[Dataset records]
========================================================================

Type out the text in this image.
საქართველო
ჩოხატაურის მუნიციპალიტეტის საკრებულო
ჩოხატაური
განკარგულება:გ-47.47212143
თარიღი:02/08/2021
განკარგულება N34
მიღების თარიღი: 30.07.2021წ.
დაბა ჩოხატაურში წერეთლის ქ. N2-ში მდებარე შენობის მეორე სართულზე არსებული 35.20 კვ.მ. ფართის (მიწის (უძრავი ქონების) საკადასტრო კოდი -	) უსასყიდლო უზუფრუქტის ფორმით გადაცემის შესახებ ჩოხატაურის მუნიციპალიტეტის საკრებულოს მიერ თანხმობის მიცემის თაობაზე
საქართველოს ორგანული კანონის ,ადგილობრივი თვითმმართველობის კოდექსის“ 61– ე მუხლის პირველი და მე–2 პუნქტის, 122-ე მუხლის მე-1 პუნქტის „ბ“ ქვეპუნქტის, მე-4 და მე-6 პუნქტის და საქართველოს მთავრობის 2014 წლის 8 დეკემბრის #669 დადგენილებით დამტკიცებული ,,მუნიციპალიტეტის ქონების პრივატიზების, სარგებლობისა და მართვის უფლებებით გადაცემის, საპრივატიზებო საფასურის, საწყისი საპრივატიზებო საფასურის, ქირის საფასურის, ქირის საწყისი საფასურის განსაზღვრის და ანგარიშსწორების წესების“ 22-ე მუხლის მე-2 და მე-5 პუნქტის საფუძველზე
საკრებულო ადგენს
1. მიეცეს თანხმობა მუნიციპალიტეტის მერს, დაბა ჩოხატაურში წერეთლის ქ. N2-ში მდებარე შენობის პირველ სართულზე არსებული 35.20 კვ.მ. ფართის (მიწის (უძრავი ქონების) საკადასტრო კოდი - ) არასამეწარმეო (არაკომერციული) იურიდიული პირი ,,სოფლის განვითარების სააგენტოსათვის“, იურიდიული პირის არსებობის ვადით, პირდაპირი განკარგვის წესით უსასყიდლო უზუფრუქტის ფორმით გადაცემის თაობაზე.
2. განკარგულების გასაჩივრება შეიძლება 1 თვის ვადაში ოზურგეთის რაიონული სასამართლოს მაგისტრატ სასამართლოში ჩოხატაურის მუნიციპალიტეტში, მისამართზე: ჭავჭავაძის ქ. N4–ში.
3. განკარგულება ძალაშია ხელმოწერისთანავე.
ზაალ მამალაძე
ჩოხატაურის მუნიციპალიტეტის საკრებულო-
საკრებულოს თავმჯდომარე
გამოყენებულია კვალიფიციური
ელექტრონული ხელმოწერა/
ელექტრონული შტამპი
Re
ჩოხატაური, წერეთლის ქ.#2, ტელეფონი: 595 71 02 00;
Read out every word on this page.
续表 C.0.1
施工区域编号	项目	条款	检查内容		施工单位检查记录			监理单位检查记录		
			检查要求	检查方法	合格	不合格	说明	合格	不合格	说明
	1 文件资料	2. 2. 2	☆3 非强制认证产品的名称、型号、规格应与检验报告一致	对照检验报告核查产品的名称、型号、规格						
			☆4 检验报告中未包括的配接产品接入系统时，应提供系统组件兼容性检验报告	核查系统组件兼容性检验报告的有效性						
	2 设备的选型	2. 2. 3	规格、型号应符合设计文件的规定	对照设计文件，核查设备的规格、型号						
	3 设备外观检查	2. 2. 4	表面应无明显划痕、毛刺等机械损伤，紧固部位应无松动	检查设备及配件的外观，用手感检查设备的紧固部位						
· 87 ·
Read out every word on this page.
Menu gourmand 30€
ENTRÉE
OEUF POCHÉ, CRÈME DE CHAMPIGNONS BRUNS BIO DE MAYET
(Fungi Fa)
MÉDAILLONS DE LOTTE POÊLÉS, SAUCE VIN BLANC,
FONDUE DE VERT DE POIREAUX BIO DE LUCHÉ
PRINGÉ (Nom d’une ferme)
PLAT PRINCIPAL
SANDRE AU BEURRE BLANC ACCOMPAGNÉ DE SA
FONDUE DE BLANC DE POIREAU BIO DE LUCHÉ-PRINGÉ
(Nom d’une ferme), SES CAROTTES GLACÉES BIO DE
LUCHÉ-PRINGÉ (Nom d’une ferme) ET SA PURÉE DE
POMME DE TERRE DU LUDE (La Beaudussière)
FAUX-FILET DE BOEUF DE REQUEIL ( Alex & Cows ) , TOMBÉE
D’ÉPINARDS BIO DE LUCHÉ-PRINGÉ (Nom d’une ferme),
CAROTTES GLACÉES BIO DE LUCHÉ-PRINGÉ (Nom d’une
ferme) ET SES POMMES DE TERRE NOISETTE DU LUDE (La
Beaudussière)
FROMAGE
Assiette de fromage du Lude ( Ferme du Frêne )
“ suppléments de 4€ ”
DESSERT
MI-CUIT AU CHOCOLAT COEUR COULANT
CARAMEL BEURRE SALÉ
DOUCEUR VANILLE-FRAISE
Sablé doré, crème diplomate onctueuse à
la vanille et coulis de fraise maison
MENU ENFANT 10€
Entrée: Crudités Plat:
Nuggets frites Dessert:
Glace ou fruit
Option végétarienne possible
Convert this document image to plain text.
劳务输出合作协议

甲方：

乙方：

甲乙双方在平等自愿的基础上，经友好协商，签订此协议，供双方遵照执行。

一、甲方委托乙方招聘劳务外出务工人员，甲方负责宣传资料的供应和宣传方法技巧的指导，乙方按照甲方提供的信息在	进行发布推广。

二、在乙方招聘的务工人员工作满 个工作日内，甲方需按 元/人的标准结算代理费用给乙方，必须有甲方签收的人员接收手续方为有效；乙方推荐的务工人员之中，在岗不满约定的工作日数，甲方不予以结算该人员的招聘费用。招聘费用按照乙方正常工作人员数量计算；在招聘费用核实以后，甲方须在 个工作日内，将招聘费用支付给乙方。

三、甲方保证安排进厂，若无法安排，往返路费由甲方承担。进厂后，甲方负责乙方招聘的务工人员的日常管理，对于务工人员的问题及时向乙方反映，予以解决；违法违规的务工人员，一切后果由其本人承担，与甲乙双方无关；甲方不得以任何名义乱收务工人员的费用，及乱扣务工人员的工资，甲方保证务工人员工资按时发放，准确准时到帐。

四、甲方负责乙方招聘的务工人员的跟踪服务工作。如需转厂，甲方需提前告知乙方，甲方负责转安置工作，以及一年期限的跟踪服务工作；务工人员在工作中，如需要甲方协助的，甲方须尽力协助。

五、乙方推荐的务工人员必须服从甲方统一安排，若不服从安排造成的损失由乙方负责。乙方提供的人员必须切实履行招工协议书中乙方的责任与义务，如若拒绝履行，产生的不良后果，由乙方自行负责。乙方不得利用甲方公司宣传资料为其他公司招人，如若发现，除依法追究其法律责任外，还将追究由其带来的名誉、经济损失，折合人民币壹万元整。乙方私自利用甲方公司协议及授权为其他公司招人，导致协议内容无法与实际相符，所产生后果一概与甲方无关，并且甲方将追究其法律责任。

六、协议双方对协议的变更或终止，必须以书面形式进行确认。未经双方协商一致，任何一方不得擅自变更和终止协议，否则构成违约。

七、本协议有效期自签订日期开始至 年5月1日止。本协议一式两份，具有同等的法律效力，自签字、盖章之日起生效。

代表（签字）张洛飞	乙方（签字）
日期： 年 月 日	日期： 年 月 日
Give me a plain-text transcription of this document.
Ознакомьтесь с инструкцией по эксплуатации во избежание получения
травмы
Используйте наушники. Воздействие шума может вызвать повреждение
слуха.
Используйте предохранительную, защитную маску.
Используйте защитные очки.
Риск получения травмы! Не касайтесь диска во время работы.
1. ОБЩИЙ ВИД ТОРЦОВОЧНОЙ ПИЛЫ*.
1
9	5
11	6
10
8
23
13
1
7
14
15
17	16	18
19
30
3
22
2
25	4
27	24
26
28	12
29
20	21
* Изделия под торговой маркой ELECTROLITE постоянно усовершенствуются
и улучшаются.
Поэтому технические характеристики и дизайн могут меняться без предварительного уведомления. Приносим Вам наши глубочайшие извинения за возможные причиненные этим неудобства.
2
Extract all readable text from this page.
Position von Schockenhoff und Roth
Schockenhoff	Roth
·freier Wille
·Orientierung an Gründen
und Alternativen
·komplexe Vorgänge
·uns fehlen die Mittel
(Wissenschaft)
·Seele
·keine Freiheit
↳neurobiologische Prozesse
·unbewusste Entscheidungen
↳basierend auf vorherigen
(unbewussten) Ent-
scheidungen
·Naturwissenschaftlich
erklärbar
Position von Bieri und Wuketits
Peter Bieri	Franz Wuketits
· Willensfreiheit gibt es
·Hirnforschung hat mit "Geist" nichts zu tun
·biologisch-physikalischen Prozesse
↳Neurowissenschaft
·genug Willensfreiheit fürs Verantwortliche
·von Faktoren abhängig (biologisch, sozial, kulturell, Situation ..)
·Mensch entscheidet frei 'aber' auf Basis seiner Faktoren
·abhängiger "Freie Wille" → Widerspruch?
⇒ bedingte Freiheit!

========================================================================

**Stated exercise**
Read the lines above. Gather those in which the string "image" is found.

**Task result**
Type out the text in this image.
Convert this document image to plain text.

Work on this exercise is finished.